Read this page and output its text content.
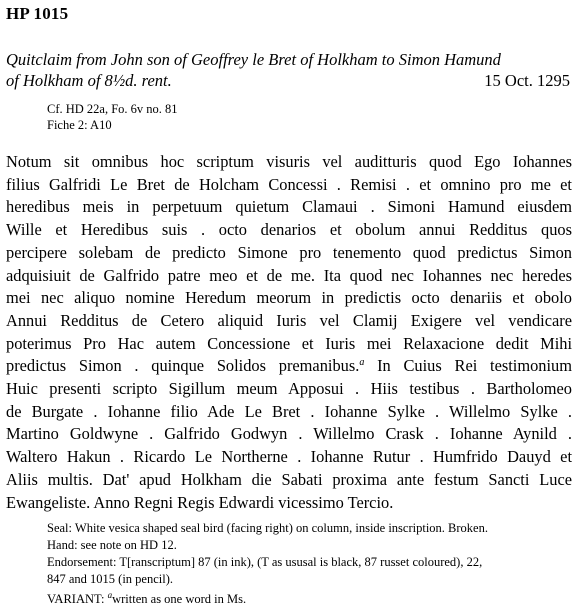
HP 1015
Quitclaim from John son of Geoffrey le Bret of Holkham to Simon Hamund
of Holkham of 8½d. rent.	15 Oct. 1295
Cf. HD 22a, Fo. 6v no. 81
Fiche 2: A10
Notum sit omnibus hoc scriptum visuris vel auditturis quod Ego Iohannes
filius Galfridi Le Bret de Holcham Concessi . Remisi . et omnino pro me et
heredibus meis in perpetuum quietum Clamaui . Simoni Hamund eiusdem
Wille et Heredibus suis . octo denarios et obolum annui Redditus quos
percipere solebam de predicto Simone pro tenemento quod predictus Simon
adquisiuit de Galfrido patre meo et de me. Ita quod nec Iohannes nec heredes
mei nec aliquo nomine Heredum meorum in predictis octo denariis et obolo
Annui Redditus de Cetero aliquid Iuris vel Clamij Exigere vel vendicare
poterimus Pro Hac autem Concessione et Iuris mei Relaxacione dedit Mihi
predictus Simon . quinque Solidos premanibus.$^a$ In Cuius Rei testimonium
Huic presenti scripto Sigillum meum Apposui . Hiis testibus . Bartholomeo
de Burgate . Iohanne filio Ade Le Bret . Iohanne Sylke . Willelmo Sylke .
Martino Goldwyne . Galfrido Godwyn . Willelmo Crask . Iohanne Aynild .
Waltero Hakun . Ricardo Le Northerne . Iohanne Rutur . Humfrido Dauyd et
Aliis multis. Dat' apud Holkham die Sabati proxima ante festum Sancti Luce
Ewangeliste. Anno Regni Regis Edwardi vicessimo Tercio.
Seal: White vesica shaped seal bird (facing right) on column, inside inscription. Broken.
Hand: see note on HD 12.
Endorsement: T[ranscriptum] 87 (in ink), (T as ususal is black, 87 russet coloured), 22,
847 and 1015 (in pencil).
VARIANT: $^a$written as one word in Ms.
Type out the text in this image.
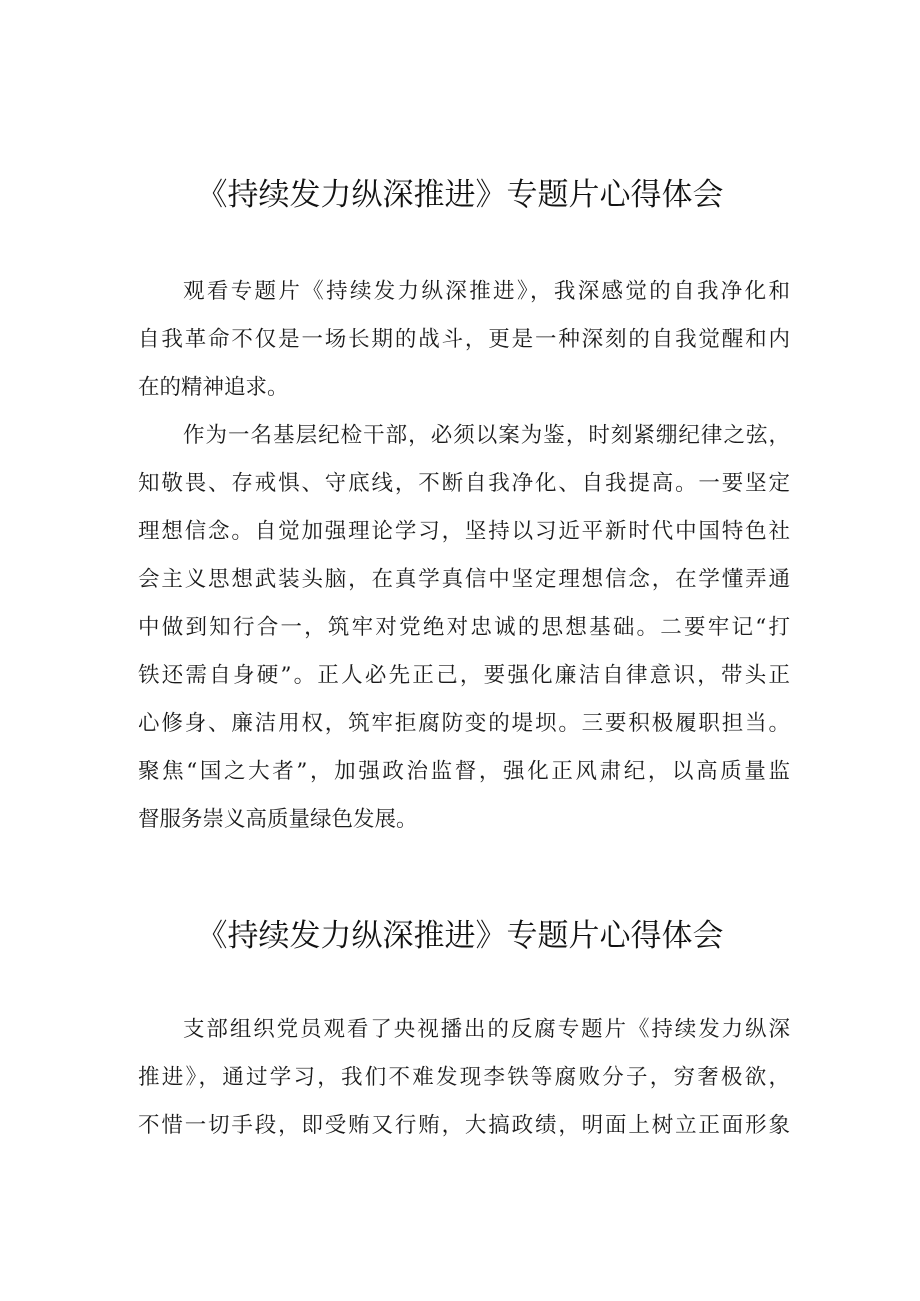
《持续发力纵深推进》专题片心得体会
观看专题片《持续发力纵深推进》，我深感觉的自我净化和
自我革命不仅是一场长期的战斗，更是一种深刻的自我觉醒和内
在的精神追求。
作为一名基层纪检干部，必须以案为鉴，时刻紧绷纪律之弦，
知敬畏、存戒惧、守底线，不断自我净化、自我提高。一要坚定
理想信念。自觉加强理论学习，坚持以习近平新时代中国特色社
会主义思想武装头脑，在真学真信中坚定理想信念，在学懂弄通
中做到知行合一，筑牢对党绝对忠诚的思想基础。二要牢记“打
铁还需自身硬”。正人必先正己，要强化廉洁自律意识，带头正
心修身、廉洁用权，筑牢拒腐防变的堤坝。三要积极履职担当。
聚焦“国之大者”，加强政治监督，强化正风肃纪，以高质量监
督服务崇义高质量绿色发展。
《持续发力纵深推进》专题片心得体会
支部组织党员观看了央视播出的反腐专题片《持续发力纵深
推进》，通过学习，我们不难发现李铁等腐败分子，穷奢极欲，
不惜一切手段，即受贿又行贿，大搞政绩，明面上树立正面形象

^^^^

▸ Given exercise
Your task is to retype the lines running from the one that contains "Type out the text in this image." through the end of the records, and nothing else. Pictures are not part of the copy.

▸ Written solution
Type out the text in this image.
《持续发力纵深推进》专题片心得体会
观看专题片《持续发力纵深推进》，我深感觉的自我净化和
自我革命不仅是一场长期的战斗，更是一种深刻的自我觉醒和内
在的精神追求。
作为一名基层纪检干部，必须以案为鉴，时刻紧绷纪律之弦，
知敬畏、存戒惧、守底线，不断自我净化、自我提高。一要坚定
理想信念。自觉加强理论学习，坚持以习近平新时代中国特色社
会主义思想武装头脑，在真学真信中坚定理想信念，在学懂弄通
中做到知行合一，筑牢对党绝对忠诚的思想基础。二要牢记“打
铁还需自身硬”。正人必先正己，要强化廉洁自律意识，带头正
心修身、廉洁用权，筑牢拒腐防变的堤坝。三要积极履职担当。
聚焦“国之大者”，加强政治监督，强化正风肃纪，以高质量监
督服务崇义高质量绿色发展。
《持续发力纵深推进》专题片心得体会
支部组织党员观看了央视播出的反腐专题片《持续发力纵深
推进》，通过学习，我们不难发现李铁等腐败分子，穷奢极欲，
不惜一切手段，即受贿又行贿，大搞政绩，明面上树立正面形象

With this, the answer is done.